Short problem =>
Seek out every line containing the word "ylabel", and copy each.
◆ ◆ ◆ ◆
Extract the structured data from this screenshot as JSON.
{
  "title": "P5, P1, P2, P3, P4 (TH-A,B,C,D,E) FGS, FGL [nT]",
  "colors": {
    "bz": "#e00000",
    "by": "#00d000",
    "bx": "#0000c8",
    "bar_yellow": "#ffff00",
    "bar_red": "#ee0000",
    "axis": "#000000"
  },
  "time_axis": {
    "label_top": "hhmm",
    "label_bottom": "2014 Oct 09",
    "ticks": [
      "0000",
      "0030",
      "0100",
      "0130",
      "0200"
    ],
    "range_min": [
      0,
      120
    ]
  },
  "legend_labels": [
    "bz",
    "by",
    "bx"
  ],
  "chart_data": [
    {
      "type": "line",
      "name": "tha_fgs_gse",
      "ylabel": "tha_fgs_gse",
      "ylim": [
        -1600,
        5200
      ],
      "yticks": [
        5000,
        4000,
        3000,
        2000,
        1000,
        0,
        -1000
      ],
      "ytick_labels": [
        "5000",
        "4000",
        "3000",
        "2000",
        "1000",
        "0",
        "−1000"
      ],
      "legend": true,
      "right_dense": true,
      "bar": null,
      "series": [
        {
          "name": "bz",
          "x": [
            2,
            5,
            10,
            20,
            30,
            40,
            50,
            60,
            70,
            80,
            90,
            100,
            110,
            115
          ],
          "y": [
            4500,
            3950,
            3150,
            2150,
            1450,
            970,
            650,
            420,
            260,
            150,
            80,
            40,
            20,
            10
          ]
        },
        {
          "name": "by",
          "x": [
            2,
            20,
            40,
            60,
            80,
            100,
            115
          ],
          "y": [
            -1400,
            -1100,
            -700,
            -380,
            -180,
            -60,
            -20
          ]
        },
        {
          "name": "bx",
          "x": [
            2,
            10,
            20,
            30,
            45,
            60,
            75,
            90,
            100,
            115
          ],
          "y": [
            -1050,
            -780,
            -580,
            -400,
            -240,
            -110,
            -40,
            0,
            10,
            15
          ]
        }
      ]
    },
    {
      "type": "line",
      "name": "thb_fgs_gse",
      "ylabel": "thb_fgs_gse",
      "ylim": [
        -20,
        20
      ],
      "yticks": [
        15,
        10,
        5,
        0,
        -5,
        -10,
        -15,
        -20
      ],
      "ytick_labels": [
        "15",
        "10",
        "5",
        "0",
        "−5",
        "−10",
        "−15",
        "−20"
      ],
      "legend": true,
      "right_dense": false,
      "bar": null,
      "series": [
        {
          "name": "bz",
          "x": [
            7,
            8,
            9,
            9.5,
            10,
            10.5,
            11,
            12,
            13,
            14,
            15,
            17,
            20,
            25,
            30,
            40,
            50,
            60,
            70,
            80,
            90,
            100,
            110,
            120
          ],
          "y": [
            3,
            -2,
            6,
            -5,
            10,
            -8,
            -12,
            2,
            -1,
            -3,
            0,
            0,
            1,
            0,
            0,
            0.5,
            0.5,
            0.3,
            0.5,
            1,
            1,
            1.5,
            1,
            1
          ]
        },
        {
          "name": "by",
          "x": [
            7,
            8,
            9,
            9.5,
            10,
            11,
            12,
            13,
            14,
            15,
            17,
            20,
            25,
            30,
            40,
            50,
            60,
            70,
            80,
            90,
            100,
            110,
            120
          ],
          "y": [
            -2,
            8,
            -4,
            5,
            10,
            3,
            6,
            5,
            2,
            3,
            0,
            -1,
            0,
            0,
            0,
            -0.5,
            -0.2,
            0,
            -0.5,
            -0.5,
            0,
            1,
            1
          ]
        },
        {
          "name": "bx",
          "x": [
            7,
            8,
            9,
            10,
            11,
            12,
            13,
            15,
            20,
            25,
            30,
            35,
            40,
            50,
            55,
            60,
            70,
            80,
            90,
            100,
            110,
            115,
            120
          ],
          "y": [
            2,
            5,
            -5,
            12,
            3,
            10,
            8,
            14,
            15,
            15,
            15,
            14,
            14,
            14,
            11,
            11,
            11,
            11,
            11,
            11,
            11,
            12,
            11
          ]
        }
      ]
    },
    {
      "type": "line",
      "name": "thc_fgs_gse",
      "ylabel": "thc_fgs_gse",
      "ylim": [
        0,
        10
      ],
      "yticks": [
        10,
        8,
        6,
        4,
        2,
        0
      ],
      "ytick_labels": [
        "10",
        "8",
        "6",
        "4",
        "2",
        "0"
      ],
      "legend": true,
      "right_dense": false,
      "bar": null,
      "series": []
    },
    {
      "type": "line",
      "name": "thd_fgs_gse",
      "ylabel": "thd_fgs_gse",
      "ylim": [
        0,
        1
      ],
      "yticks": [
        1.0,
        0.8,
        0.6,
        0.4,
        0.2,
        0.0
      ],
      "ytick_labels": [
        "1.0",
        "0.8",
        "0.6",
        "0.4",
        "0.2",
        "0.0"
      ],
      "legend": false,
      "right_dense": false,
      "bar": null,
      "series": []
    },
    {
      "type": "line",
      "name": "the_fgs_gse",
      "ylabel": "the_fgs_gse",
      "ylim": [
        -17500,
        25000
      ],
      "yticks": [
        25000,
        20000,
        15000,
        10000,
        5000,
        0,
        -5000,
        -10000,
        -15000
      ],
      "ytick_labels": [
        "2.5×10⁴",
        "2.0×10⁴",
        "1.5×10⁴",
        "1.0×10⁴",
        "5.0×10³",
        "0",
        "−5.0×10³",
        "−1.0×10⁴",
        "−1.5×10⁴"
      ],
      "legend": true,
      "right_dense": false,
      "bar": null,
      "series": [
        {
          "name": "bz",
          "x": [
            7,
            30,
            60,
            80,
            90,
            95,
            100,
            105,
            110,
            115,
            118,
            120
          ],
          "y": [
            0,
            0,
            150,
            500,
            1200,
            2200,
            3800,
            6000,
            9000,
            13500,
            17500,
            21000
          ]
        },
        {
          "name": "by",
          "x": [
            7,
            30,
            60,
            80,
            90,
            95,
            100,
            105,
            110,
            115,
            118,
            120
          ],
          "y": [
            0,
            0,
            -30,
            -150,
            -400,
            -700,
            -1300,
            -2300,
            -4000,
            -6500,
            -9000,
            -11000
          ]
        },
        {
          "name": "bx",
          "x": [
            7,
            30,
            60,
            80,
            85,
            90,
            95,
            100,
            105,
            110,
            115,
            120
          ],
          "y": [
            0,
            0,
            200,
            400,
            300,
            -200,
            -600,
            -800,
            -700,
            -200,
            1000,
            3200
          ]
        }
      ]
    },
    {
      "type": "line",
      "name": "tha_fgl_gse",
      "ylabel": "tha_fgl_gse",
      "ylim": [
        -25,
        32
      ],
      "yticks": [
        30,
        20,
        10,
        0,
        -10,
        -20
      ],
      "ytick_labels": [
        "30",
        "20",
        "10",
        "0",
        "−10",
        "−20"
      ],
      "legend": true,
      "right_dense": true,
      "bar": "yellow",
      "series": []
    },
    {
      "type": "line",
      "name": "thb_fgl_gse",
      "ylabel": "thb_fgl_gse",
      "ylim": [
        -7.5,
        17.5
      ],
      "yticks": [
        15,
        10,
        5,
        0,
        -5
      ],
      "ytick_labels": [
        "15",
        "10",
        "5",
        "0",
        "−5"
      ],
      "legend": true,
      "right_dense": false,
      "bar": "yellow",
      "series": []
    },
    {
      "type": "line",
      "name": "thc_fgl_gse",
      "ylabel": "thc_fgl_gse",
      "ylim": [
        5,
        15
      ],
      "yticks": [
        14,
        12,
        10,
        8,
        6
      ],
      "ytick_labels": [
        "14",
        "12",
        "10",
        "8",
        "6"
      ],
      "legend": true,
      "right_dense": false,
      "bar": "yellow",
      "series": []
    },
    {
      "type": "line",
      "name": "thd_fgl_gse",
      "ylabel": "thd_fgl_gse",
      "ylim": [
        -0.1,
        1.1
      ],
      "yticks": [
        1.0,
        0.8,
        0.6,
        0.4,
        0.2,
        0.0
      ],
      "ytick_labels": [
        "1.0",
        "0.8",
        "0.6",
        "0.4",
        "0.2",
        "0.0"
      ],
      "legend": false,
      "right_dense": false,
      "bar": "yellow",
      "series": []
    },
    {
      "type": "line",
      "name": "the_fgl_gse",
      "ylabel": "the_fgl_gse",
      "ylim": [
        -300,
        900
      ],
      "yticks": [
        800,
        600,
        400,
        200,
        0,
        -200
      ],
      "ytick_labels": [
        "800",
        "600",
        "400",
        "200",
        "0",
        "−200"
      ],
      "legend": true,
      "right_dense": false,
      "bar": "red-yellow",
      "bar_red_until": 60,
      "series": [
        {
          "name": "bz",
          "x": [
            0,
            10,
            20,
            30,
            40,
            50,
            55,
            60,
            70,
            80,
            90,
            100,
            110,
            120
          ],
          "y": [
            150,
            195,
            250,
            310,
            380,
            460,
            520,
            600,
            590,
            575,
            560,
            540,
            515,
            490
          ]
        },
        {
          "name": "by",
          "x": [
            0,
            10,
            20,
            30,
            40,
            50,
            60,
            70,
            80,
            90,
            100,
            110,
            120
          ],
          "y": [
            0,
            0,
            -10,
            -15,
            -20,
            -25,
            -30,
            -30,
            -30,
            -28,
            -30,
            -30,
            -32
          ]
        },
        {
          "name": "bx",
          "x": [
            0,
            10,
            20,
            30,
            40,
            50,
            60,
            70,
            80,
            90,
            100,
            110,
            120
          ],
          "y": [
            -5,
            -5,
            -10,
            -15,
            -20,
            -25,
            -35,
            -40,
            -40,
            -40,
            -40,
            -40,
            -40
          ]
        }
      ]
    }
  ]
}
◆ ◆ ◆ ◆
Response to this exercise =>
      "ylabel": "tha_fgs_gse",
      "ylabel": "thb_fgs_gse",
      "ylabel": "thc_fgs_gse",
      "ylabel": "thd_fgs_gse",
      "ylabel": "the_fgs_gse",
      "ylabel": "tha_fgl_gse",
      "ylabel": "thb_fgl_gse",
      "ylabel": "thc_fgl_gse",
      "ylabel": "thd_fgl_gse",
      "ylabel": "the_fgl_gse",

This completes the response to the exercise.